_Given exercise_
Set down, in full, every record in the block.
-- start Record set --
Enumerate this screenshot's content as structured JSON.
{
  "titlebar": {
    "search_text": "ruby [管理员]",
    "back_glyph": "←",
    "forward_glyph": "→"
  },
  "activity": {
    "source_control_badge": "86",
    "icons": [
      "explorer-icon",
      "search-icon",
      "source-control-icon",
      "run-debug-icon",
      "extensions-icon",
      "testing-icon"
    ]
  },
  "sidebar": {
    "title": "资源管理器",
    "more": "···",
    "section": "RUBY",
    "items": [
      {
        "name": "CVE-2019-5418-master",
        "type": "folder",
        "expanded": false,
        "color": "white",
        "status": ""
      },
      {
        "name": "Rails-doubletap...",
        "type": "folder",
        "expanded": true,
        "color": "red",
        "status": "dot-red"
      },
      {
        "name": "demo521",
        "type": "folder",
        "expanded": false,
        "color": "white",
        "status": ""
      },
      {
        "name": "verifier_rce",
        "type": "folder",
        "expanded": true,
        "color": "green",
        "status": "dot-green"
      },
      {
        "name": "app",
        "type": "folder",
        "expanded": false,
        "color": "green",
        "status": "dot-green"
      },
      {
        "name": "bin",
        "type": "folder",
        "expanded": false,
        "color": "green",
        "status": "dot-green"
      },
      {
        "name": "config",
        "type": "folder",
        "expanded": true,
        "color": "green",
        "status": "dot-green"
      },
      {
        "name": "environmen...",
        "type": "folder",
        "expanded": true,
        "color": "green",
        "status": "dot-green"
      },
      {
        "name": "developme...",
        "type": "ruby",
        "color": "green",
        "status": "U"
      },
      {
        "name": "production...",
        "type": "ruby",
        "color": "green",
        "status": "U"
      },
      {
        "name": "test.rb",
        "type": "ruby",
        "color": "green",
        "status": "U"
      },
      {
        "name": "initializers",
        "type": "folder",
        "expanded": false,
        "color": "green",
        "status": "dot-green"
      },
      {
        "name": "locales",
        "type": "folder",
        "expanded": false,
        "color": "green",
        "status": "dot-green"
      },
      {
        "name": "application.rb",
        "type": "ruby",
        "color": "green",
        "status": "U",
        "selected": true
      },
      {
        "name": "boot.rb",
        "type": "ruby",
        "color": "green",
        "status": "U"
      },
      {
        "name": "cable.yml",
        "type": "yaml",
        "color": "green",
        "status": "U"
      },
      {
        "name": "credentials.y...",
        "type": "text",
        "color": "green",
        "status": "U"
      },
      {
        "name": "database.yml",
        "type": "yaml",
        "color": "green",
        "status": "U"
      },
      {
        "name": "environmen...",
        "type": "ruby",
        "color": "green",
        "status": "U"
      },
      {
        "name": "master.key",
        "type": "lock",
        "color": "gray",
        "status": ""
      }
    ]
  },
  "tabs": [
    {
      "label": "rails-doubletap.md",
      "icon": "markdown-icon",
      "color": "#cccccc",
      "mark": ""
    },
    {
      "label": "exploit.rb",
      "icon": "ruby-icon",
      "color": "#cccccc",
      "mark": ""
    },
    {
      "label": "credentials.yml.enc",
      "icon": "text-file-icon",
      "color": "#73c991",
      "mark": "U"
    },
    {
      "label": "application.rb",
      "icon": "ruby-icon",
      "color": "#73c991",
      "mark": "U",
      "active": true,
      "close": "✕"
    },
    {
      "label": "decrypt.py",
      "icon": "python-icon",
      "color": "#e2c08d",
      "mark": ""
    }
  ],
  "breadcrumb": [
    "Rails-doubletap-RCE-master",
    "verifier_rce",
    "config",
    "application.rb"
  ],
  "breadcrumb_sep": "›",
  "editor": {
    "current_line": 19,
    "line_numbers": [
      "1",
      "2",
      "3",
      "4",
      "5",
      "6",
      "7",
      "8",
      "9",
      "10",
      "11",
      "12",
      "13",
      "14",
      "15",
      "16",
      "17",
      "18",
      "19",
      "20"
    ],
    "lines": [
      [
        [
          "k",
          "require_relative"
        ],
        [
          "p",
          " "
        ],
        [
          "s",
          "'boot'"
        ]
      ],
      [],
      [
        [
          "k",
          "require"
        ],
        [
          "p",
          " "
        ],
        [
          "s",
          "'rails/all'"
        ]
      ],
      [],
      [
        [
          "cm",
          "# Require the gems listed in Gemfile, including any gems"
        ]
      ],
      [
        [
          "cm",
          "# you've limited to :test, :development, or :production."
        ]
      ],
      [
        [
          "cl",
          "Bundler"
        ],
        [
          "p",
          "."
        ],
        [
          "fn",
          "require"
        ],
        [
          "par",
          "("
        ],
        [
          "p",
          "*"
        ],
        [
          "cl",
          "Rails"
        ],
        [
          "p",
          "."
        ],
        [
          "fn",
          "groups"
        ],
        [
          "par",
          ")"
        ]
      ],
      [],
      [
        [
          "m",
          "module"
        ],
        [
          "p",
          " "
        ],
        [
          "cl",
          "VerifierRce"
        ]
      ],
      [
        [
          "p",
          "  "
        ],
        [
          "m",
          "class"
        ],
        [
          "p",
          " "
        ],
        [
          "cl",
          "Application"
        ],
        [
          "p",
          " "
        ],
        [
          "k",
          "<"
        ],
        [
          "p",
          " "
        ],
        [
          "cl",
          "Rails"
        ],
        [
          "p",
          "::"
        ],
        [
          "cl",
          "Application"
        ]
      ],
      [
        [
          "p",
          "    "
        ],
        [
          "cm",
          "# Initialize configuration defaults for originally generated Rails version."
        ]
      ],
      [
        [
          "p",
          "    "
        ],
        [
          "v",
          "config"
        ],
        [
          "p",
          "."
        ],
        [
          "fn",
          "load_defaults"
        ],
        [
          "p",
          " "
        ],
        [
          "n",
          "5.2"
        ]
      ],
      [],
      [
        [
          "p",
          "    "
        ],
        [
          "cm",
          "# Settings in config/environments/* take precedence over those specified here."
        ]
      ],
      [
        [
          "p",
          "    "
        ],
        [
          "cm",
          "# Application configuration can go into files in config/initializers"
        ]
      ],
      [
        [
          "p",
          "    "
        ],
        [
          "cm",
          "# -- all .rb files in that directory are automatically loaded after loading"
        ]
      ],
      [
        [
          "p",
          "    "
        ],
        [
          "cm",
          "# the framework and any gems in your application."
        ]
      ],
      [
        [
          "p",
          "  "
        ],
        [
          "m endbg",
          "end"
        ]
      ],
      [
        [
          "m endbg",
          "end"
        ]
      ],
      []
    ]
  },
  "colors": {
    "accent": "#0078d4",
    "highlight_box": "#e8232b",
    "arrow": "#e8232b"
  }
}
-- end Record set --
_Solved exercise_
Enumerate this screenshot's content as structured JSON.
{
  "titlebar": {
    "search_text": "ruby [管理员]",
    "back_glyph": "←",
    "forward_glyph": "→"
  },
  "activity": {
    "source_control_badge": "86",
    "icons": [
      "explorer-icon",
      "search-icon",
      "source-control-icon",
      "run-debug-icon",
      "extensions-icon",
      "testing-icon"
    ]
  },
  "sidebar": {
    "title": "资源管理器",
    "more": "···",
    "section": "RUBY",
    "items": [
      {
        "name": "CVE-2019-5418-master",
        "type": "folder",
        "expanded": false,
        "color": "white",
        "status": ""
      },
      {
        "name": "Rails-doubletap...",
        "type": "folder",
        "expanded": true,
        "color": "red",
        "status": "dot-red"
      },
      {
        "name": "demo521",
        "type": "folder",
        "expanded": false,
        "color": "white",
        "status": ""
      },
      {
        "name": "verifier_rce",
        "type": "folder",
        "expanded": true,
        "color": "green",
        "status": "dot-green"
      },
      {
        "name": "app",
        "type": "folder",
        "expanded": false,
        "color": "green",
        "status": "dot-green"
      },
      {
        "name": "bin",
        "type": "folder",
        "expanded": false,
        "color": "green",
        "status": "dot-green"
      },
      {
        "name": "config",
        "type": "folder",
        "expanded": true,
        "color": "green",
        "status": "dot-green"
      },
      {
        "name": "environmen...",
        "type": "folder",
        "expanded": true,
        "color": "green",
        "status": "dot-green"
      },
      {
        "name": "developme...",
        "type": "ruby",
        "color": "green",
        "status": "U"
      },
      {
        "name": "production...",
        "type": "ruby",
        "color": "green",
        "status": "U"
      },
      {
        "name": "test.rb",
        "type": "ruby",
        "color": "green",
        "status": "U"
      },
      {
        "name": "initializers",
        "type": "folder",
        "expanded": false,
        "color": "green",
        "status": "dot-green"
      },
      {
        "name": "locales",
        "type": "folder",
        "expanded": false,
        "color": "green",
        "status": "dot-green"
      },
      {
        "name": "application.rb",
        "type": "ruby",
        "color": "green",
        "status": "U",
        "selected": true
      },
      {
        "name": "boot.rb",
        "type": "ruby",
        "color": "green",
        "status": "U"
      },
      {
        "name": "cable.yml",
        "type": "yaml",
        "color": "green",
        "status": "U"
      },
      {
        "name": "credentials.y...",
        "type": "text",
        "color": "green",
        "status": "U"
      },
      {
        "name": "database.yml",
        "type": "yaml",
        "color": "green",
        "status": "U"
      },
      {
        "name": "environmen...",
        "type": "ruby",
        "color": "green",
        "status": "U"
      },
      {
        "name": "master.key",
        "type": "lock",
        "color": "gray",
        "status": ""
      }
    ]
  },
  "tabs": [
    {
      "label": "rails-doubletap.md",
      "icon": "markdown-icon",
      "color": "#cccccc",
      "mark": ""
    },
    {
      "label": "exploit.rb",
      "icon": "ruby-icon",
      "color": "#cccccc",
      "mark": ""
    },
    {
      "label": "credentials.yml.enc",
      "icon": "text-file-icon",
      "color": "#73c991",
      "mark": "U"
    },
    {
      "label": "application.rb",
      "icon": "ruby-icon",
      "color": "#73c991",
      "mark": "U",
      "active": true,
      "close": "✕"
    },
    {
      "label": "decrypt.py",
      "icon": "python-icon",
      "color": "#e2c08d",
      "mark": ""
    }
  ],
  "breadcrumb": [
    "Rails-doubletap-RCE-master",
    "verifier_rce",
    "config",
    "application.rb"
  ],
  "breadcrumb_sep": "›",
  "editor": {
    "current_line": 19,
    "line_numbers": [
      "1",
      "2",
      "3",
      "4",
      "5",
      "6",
      "7",
      "8",
      "9",
      "10",
      "11",
      "12",
      "13",
      "14",
      "15",
      "16",
      "17",
      "18",
      "19",
      "20"
    ],
    "lines": [
      [
        [
          "k",
          "require_relative"
        ],
        [
          "p",
          " "
        ],
        [
          "s",
          "'boot'"
        ]
      ],
      [],
      [
        [
          "k",
          "require"
        ],
        [
          "p",
          " "
        ],
        [
          "s",
          "'rails/all'"
        ]
      ],
      [],
      [
        [
          "cm",
          "# Require the gems listed in Gemfile, including any gems"
        ]
      ],
      [
        [
          "cm",
          "# you've limited to :test, :development, or :production."
        ]
      ],
      [
        [
          "cl",
          "Bundler"
        ],
        [
          "p",
          "."
        ],
        [
          "fn",
          "require"
        ],
        [
          "par",
          "("
        ],
        [
          "p",
          "*"
        ],
        [
          "cl",
          "Rails"
        ],
        [
          "p",
          "."
        ],
        [
          "fn",
          "groups"
        ],
        [
          "par",
          ")"
        ]
      ],
      [],
      [
        [
          "m",
          "module"
        ],
        [
          "p",
          " "
        ],
        [
          "cl",
          "VerifierRce"
        ]
      ],
      [
        [
          "p",
          "  "
        ],
        [
          "m",
          "class"
        ],
        [
          "p",
          " "
        ],
        [
          "cl",
          "Application"
        ],
        [
          "p",
          " "
        ],
        [
          "k",
          "<"
        ],
        [
          "p",
          " "
        ],
        [
          "cl",
          "Rails"
        ],
        [
          "p",
          "::"
        ],
        [
          "cl",
          "Application"
        ]
      ],
      [
        [
          "p",
          "    "
        ],
        [
          "cm",
          "# Initialize configuration defaults for originally generated Rails version."
        ]
      ],
      [
        [
          "p",
          "    "
        ],
        [
          "v",
          "config"
        ],
        [
          "p",
          "."
        ],
        [
          "fn",
          "load_defaults"
        ],
        [
          "p",
          " "
        ],
        [
          "n",
          "5.2"
        ]
      ],
      [],
      [
        [
          "p",
          "    "
        ],
        [
          "cm",
          "# Settings in config/environments/* take precedence over those specified here."
        ]
      ],
      [
        [
          "p",
          "    "
        ],
        [
          "cm",
          "# Application configuration can go into files in config/initializers"
        ]
      ],
      [
        [
          "p",
          "    "
        ],
        [
          "cm",
          "# -- all .rb files in that directory are automatically loaded after loading"
        ]
      ],
      [
        [
          "p",
          "    "
        ],
        [
          "cm",
          "# the framework and any gems in your application."
        ]
      ],
      [
        [
          "p",
          "  "
        ],
        [
          "m endbg",
          "end"
        ]
      ],
      [
        [
          "m endbg",
          "end"
        ]
      ],
      []
    ]
  },
  "colors": {
    "accent": "#0078d4",
    "highlight_box": "#e8232b",
    "arrow": "#e8232b"
  }
}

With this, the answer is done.